[SHORT EXERCISE] Every line with the string "number" should be gathered.

[RECORD LIST]

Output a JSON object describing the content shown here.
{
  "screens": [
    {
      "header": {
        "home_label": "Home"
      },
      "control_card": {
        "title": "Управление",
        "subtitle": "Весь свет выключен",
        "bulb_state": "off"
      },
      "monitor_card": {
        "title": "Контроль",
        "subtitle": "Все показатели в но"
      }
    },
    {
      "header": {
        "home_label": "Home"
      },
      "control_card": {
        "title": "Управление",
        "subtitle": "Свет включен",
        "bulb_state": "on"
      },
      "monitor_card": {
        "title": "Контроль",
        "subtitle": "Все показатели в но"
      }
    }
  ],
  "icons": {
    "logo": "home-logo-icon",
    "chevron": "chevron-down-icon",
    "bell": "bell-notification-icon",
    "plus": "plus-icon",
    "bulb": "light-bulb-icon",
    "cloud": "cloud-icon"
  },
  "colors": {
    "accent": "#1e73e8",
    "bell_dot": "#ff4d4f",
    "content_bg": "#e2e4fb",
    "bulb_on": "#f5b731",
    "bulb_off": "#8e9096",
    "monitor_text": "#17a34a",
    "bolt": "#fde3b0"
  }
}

==

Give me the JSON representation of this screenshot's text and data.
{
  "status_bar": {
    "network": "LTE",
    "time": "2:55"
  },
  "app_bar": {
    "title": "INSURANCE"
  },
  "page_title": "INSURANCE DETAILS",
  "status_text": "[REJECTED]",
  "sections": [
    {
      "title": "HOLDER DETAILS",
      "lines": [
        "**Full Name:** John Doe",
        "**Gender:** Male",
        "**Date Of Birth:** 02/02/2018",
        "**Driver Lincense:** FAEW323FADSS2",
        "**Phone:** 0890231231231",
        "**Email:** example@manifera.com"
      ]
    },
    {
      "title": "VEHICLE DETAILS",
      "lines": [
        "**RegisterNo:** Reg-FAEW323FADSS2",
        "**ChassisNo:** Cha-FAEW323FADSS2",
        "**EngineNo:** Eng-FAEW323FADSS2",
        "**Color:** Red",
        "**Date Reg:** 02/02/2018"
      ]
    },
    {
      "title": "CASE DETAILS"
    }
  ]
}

---

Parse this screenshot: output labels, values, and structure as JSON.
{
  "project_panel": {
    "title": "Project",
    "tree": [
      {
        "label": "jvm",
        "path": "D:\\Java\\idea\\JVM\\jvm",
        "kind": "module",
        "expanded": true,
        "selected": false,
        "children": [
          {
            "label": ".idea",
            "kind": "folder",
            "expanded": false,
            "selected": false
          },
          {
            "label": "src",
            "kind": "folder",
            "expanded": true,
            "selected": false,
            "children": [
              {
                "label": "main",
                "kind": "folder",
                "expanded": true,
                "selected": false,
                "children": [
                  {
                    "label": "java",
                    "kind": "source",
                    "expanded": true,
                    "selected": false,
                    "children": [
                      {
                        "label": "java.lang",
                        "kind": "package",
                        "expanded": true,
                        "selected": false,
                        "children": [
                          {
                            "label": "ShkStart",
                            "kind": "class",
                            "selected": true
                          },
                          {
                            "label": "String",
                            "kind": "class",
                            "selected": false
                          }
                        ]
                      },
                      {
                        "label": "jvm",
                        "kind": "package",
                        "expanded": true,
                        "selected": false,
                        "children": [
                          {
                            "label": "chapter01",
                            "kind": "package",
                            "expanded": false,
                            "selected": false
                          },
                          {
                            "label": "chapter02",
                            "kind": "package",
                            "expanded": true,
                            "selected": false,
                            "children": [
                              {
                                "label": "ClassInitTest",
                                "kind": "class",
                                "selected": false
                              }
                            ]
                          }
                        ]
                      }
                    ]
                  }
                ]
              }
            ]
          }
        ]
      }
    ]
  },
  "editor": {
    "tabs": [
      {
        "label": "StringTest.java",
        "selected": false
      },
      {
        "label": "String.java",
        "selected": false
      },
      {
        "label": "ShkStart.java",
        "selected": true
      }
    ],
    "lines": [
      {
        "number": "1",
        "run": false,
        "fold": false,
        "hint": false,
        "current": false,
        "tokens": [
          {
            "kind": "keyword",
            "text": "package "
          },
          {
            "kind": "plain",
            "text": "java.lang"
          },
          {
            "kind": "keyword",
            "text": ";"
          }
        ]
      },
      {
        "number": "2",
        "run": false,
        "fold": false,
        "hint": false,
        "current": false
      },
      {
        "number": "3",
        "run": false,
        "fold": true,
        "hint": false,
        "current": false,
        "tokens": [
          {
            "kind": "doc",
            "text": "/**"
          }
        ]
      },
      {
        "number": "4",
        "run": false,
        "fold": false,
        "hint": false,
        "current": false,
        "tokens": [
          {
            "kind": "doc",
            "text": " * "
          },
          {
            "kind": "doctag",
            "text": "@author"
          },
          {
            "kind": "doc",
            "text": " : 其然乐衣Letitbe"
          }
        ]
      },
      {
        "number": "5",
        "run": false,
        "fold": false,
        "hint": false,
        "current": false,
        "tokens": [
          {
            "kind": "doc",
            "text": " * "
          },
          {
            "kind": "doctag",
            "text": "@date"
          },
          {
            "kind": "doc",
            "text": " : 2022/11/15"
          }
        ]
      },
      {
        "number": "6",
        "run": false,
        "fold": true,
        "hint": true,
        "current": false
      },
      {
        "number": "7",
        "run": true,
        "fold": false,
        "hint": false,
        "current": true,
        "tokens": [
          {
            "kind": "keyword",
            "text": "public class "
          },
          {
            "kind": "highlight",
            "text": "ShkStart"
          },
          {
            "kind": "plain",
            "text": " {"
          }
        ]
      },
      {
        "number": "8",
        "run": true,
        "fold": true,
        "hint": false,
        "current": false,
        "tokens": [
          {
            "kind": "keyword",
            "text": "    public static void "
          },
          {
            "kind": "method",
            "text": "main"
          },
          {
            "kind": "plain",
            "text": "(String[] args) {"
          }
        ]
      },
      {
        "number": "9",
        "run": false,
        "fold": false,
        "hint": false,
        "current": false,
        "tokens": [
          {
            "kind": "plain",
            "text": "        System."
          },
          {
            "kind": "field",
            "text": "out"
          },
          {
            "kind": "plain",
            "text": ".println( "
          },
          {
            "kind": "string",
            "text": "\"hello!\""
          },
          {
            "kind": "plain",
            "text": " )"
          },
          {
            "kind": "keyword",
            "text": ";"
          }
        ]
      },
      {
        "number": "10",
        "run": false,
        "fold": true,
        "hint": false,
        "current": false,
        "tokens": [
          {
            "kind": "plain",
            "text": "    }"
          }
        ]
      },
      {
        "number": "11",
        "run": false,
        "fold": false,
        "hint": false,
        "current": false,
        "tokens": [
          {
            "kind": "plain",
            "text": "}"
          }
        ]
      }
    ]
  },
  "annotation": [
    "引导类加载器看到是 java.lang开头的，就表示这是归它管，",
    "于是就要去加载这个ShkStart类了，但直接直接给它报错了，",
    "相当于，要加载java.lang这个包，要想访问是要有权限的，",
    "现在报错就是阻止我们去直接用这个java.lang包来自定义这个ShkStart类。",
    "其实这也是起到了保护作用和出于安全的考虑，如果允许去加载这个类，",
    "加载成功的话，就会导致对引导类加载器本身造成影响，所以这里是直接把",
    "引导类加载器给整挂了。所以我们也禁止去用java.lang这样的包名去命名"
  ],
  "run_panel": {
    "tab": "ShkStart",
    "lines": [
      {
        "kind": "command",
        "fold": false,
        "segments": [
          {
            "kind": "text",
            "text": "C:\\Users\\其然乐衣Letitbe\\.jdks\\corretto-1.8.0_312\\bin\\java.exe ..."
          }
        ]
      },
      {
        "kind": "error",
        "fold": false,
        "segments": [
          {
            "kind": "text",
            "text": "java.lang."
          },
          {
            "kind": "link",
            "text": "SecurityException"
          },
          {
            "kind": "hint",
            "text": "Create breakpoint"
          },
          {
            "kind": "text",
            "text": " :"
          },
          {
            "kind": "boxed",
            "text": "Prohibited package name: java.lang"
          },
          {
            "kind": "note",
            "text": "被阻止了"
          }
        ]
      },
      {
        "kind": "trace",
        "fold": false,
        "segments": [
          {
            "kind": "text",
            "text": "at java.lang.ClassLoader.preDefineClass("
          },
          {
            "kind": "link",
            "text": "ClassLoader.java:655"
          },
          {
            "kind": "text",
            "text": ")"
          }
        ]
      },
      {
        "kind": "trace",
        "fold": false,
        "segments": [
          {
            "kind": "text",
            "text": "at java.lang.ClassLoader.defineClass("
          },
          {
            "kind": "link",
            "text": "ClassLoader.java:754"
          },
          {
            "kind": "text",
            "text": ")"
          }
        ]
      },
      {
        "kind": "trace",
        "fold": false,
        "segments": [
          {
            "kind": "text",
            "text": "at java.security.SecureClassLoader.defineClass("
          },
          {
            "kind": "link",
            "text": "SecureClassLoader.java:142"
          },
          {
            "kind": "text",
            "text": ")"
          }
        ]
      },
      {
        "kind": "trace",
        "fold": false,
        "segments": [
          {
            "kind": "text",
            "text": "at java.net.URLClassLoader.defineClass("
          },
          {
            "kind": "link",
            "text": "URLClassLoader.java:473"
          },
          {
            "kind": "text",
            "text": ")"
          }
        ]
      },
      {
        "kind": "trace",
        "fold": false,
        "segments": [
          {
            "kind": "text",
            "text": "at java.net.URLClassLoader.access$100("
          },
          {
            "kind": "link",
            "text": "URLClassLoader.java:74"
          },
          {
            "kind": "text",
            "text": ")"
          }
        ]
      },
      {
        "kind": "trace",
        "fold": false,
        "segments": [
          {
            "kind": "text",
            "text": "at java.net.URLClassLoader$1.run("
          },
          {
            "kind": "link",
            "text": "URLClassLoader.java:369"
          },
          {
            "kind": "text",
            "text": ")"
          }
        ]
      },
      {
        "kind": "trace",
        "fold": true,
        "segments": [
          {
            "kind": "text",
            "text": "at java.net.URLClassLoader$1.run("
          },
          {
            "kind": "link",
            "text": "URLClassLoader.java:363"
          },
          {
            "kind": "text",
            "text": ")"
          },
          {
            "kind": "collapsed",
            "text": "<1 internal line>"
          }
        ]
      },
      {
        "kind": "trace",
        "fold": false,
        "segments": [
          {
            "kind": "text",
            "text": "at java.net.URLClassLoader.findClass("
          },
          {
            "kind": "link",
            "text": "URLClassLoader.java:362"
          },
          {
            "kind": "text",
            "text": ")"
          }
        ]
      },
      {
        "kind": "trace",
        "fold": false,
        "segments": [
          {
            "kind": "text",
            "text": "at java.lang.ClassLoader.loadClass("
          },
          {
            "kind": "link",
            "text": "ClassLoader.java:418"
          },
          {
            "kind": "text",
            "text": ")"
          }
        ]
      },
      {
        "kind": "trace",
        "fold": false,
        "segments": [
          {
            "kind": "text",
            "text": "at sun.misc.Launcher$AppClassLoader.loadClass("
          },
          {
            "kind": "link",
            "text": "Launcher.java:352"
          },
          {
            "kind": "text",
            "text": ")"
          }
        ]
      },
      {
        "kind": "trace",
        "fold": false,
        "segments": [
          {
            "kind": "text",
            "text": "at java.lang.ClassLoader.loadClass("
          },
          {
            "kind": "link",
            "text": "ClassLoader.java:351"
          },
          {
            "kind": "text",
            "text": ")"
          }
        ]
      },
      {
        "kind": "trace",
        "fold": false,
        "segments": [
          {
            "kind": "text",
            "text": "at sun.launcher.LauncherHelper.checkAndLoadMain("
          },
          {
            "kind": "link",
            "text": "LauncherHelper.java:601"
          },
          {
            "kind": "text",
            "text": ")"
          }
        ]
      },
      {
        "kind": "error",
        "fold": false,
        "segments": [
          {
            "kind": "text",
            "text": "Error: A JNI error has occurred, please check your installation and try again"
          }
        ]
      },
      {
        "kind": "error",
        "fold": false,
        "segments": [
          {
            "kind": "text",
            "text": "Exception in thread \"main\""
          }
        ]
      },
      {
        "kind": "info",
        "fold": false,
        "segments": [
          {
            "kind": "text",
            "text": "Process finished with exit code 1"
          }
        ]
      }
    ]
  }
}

[WRITTEN RESPONSE]
        "number": "1",
        "number": "2",
        "number": "3",
        "number": "4",
        "number": "5",
        "number": "6",
        "number": "7",
        "number": "8",
        "number": "9",
        "number": "10",
        "number": "11",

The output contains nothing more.